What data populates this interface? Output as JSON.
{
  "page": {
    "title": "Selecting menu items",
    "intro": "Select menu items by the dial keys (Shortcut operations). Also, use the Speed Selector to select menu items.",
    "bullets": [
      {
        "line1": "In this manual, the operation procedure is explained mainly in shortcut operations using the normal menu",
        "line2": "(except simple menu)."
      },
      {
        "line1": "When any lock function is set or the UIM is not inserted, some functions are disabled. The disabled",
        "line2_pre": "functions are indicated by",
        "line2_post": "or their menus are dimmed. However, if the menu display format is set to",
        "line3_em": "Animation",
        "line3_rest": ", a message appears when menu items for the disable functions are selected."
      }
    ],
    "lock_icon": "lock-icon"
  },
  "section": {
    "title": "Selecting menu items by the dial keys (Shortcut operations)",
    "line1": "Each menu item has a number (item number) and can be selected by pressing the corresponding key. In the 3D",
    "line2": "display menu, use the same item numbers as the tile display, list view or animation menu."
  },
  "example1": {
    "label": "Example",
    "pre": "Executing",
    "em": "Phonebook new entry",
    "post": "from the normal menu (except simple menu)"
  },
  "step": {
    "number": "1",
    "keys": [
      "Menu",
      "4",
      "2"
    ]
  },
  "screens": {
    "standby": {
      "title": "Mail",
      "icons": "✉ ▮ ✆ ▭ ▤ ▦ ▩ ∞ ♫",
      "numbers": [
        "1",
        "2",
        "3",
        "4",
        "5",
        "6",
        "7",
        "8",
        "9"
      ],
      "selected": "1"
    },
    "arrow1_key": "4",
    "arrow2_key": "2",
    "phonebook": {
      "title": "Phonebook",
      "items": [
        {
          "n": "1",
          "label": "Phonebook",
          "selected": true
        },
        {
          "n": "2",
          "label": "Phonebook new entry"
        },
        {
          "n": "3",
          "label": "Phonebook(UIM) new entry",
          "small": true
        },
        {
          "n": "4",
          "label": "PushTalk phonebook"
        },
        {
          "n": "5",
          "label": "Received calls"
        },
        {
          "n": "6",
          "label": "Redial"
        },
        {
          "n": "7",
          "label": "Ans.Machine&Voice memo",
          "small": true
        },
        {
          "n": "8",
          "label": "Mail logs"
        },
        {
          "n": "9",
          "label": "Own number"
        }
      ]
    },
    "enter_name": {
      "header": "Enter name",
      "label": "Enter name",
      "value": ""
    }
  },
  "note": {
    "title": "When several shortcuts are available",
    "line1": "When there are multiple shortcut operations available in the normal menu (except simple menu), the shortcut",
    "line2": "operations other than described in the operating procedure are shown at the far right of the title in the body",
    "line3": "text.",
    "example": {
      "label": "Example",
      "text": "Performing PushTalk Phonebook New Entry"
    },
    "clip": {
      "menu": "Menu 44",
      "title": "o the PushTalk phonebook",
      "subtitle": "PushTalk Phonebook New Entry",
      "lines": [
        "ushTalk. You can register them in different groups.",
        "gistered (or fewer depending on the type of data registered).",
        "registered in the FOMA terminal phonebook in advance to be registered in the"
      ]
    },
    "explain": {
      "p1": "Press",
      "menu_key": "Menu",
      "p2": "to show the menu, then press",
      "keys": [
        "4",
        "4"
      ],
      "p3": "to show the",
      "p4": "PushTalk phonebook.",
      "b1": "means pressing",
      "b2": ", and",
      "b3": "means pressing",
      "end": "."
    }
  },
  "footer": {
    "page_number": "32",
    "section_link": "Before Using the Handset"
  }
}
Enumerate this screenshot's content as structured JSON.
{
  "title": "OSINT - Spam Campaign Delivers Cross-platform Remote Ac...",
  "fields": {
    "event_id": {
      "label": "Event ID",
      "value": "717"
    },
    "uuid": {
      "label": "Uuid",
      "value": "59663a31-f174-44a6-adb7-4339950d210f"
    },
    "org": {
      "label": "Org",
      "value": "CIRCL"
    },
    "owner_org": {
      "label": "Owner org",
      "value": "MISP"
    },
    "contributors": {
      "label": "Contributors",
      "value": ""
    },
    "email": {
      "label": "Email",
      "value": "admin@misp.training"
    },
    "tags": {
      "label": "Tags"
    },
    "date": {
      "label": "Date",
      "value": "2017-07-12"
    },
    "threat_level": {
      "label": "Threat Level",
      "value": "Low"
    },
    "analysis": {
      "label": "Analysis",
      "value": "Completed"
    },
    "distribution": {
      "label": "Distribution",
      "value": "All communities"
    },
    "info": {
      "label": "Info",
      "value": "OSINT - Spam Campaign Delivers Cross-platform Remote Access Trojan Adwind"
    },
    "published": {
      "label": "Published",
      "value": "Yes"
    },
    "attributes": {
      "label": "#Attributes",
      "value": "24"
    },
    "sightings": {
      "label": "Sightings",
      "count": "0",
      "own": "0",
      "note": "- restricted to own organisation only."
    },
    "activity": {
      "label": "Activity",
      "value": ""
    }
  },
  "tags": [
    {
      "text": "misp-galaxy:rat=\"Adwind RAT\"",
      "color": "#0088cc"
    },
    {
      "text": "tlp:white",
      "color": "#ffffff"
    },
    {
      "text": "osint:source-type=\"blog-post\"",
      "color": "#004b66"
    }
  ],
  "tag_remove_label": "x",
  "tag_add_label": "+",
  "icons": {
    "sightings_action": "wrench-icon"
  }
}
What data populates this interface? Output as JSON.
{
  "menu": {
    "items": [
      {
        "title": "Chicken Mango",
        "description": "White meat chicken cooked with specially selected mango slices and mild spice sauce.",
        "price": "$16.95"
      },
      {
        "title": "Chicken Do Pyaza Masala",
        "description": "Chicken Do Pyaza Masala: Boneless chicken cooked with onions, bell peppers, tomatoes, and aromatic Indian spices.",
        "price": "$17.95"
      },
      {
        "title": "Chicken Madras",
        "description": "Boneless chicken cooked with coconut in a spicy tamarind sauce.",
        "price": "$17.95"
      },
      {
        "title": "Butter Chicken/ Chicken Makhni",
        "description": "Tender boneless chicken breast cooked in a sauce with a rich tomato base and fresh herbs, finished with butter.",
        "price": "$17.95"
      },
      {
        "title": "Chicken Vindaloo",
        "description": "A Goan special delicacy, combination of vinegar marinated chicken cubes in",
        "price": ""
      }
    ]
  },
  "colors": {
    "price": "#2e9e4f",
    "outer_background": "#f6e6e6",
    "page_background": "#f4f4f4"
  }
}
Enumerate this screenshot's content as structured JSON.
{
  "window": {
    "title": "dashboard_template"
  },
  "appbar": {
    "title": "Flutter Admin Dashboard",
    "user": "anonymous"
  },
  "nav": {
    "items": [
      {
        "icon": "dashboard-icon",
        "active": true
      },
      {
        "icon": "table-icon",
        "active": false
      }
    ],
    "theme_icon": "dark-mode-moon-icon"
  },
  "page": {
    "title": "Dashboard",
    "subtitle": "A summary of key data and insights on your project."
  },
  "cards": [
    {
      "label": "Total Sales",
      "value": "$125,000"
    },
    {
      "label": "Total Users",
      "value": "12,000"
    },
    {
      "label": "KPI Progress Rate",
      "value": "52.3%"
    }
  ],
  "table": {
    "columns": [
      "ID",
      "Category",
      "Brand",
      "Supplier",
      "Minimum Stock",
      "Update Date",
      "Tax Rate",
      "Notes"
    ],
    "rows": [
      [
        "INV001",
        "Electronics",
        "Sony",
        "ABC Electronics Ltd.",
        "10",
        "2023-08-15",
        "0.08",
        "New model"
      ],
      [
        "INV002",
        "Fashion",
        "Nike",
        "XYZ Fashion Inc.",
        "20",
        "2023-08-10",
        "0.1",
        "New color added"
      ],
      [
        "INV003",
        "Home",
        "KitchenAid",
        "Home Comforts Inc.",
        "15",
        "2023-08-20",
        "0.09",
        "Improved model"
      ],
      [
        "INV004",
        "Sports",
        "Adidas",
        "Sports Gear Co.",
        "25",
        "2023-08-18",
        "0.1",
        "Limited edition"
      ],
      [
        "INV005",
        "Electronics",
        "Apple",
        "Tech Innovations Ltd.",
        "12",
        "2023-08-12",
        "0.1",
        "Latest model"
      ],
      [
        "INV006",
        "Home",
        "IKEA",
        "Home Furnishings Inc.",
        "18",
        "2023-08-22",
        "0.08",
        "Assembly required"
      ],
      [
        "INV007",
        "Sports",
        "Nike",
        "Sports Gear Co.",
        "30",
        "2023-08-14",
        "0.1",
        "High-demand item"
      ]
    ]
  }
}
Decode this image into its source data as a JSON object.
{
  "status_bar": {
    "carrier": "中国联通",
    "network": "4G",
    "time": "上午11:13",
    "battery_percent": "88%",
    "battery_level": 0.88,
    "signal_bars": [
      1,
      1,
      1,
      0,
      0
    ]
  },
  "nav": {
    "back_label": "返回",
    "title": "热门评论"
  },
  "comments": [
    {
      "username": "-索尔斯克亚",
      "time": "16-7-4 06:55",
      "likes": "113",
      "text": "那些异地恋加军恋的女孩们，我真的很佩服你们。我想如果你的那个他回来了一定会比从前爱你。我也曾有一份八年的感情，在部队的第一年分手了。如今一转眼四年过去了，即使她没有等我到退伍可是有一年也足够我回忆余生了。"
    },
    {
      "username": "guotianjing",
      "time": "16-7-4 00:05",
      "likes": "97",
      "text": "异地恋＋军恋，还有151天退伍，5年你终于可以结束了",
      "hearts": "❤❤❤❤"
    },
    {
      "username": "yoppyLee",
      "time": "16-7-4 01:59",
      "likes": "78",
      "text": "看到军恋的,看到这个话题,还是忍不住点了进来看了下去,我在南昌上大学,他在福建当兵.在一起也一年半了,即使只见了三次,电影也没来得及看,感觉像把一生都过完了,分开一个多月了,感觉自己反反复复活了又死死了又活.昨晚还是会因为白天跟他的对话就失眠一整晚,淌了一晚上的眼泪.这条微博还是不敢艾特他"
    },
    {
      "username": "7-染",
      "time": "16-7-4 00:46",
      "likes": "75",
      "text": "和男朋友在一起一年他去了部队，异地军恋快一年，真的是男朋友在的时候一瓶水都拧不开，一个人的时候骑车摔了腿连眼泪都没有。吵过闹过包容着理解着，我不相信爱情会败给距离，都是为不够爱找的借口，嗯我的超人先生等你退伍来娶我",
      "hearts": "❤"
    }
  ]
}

# Work to do
Identify each line containing the string "normal" and copy it out.

# Result of this exercise
        "line1": "In this manual, the operation procedure is explained mainly in shortcut operations using the normal menu",
    "post": "from the normal menu (except simple menu)"
    "line1": "When there are multiple shortcut operations available in the normal menu (except simple menu), the shortcut",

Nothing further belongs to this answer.